* REQUIRED TASK
From the entries below, copy every line holding the word "xlabel".

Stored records
══════════

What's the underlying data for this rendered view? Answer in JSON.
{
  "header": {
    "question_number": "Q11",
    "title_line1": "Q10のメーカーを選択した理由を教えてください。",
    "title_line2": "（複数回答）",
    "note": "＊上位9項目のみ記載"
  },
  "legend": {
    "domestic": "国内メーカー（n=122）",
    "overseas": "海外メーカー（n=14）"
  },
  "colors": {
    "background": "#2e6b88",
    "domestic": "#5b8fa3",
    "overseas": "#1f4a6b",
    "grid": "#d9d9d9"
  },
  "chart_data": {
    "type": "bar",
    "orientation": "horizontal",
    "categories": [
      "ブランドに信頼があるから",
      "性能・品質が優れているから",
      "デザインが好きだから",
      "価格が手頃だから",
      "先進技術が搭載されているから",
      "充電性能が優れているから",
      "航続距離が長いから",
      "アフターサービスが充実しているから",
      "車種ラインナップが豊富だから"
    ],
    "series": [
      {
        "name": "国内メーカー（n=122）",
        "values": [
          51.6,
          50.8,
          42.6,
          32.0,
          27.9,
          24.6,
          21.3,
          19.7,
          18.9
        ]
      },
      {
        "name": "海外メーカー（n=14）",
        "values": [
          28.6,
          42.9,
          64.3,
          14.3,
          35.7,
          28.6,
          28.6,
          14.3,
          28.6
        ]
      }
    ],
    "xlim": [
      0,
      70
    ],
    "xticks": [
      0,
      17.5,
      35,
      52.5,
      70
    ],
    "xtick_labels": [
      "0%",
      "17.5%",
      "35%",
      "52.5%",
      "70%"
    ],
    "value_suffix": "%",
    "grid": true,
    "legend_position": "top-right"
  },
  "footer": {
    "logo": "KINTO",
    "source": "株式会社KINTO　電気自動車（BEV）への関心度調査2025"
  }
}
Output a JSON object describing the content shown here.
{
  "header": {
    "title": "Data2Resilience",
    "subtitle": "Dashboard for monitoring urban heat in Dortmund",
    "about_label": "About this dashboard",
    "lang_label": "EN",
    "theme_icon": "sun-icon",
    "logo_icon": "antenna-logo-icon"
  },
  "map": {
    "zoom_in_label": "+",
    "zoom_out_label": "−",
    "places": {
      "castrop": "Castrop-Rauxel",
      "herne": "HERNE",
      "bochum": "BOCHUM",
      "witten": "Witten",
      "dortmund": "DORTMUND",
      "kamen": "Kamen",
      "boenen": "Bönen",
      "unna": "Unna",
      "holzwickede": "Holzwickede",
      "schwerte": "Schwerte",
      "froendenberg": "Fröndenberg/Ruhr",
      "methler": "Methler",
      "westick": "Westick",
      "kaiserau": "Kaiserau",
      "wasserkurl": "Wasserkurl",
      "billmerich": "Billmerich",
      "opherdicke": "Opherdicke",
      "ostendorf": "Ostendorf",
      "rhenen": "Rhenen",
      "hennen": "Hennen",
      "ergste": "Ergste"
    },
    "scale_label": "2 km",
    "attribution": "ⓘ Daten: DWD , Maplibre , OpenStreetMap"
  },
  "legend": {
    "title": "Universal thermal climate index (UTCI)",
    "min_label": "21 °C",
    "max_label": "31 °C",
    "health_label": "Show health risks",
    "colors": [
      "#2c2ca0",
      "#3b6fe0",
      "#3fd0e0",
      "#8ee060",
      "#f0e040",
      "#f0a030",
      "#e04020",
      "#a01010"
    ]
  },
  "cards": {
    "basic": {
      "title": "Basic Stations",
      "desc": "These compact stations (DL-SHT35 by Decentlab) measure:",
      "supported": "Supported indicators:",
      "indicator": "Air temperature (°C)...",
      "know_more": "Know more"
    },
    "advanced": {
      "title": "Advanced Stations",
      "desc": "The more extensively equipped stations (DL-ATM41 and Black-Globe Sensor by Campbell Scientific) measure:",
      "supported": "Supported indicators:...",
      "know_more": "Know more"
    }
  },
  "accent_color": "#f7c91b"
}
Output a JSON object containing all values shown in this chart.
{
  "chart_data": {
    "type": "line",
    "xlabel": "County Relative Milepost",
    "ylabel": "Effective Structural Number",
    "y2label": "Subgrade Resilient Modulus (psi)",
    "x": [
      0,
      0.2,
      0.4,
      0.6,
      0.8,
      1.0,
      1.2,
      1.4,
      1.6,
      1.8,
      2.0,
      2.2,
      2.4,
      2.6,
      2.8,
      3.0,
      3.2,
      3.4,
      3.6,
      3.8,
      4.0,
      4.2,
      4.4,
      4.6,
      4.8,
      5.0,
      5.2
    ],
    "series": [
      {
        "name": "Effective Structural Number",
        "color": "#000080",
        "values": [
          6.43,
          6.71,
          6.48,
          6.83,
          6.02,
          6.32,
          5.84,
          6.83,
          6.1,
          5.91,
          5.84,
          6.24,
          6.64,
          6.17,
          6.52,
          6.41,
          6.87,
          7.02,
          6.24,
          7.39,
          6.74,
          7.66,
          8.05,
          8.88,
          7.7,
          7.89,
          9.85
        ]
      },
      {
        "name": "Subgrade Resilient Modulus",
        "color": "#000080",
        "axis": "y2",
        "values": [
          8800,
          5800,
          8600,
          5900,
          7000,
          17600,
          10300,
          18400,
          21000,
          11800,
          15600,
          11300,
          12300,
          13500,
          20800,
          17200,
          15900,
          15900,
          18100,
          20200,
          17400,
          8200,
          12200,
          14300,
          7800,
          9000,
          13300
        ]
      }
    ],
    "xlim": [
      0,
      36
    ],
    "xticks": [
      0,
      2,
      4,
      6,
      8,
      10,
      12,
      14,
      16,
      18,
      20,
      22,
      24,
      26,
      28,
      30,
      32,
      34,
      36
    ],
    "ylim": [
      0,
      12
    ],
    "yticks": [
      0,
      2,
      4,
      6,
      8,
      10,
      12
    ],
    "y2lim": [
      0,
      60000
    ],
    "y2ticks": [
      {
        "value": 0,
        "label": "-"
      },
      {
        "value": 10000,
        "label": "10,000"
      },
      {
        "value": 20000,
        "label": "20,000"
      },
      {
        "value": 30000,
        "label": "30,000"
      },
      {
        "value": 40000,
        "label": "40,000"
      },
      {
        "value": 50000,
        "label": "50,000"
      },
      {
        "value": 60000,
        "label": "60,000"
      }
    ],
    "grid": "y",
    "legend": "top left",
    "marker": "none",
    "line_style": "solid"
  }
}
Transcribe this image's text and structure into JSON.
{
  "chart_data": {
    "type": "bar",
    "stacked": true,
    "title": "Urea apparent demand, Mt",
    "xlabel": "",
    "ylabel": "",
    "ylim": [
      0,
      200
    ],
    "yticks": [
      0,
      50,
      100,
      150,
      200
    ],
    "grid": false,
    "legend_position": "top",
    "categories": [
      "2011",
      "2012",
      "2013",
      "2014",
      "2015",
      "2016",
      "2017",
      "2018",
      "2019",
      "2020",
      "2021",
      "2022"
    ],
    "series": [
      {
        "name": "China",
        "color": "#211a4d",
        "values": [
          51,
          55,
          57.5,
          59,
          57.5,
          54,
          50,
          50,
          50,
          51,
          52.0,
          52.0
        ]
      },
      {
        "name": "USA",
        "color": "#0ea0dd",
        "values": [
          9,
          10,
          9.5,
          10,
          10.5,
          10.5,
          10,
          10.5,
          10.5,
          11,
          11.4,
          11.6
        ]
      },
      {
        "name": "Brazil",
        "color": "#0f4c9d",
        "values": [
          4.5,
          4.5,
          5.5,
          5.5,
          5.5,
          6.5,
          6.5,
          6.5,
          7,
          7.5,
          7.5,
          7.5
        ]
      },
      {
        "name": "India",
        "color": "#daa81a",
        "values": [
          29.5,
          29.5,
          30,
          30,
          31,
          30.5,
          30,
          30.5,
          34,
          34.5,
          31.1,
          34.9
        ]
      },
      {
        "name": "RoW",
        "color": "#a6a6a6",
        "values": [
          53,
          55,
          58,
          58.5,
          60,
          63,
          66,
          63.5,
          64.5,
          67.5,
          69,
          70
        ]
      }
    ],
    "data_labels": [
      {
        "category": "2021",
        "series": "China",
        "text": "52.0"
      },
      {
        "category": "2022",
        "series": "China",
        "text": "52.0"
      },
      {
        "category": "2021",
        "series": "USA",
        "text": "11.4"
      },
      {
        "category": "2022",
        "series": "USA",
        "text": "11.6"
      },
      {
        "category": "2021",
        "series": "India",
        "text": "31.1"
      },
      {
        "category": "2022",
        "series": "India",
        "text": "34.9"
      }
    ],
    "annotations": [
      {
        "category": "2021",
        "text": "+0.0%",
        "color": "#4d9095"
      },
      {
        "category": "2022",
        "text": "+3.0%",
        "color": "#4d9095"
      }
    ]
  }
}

══════════

* RESPONSE TO THIS TASK
    "xlabel": "County Relative Milepost",
    "xlabel": "",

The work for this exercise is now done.